→ **EXERCISE**
Collect from the data below each line with "cube".

→ **DATA FOR PROCESSING**
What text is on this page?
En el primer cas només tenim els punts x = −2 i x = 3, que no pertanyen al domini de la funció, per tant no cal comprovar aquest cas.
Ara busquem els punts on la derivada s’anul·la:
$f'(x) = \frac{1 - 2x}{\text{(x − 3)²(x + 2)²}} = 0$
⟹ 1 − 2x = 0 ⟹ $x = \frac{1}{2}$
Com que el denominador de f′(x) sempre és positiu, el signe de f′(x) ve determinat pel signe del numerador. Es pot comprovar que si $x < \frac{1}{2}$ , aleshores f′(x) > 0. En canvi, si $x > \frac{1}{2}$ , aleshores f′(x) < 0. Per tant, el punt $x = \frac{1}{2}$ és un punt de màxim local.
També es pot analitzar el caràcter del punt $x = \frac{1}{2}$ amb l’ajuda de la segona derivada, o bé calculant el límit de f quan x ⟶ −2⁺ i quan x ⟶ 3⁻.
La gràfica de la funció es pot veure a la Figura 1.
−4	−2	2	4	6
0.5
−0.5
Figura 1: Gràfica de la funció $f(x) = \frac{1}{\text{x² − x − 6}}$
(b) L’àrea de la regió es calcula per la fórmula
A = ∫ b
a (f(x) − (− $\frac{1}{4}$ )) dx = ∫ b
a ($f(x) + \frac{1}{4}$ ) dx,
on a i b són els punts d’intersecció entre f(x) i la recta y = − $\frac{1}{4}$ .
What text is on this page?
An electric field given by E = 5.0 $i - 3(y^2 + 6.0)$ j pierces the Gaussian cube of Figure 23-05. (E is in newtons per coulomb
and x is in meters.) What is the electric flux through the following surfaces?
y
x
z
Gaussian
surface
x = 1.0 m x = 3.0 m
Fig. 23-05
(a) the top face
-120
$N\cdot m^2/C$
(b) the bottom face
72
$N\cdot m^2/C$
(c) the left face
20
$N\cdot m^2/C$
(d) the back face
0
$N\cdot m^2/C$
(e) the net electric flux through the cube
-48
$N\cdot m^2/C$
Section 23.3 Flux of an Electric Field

→ **FULL ANSWER**
An electric field given by E = 5.0 $i - 3(y^2 + 6.0)$ j pierces the Gaussian cube of Figure 23-05. (E is in newtons per coulomb
(e) the net electric flux through the cube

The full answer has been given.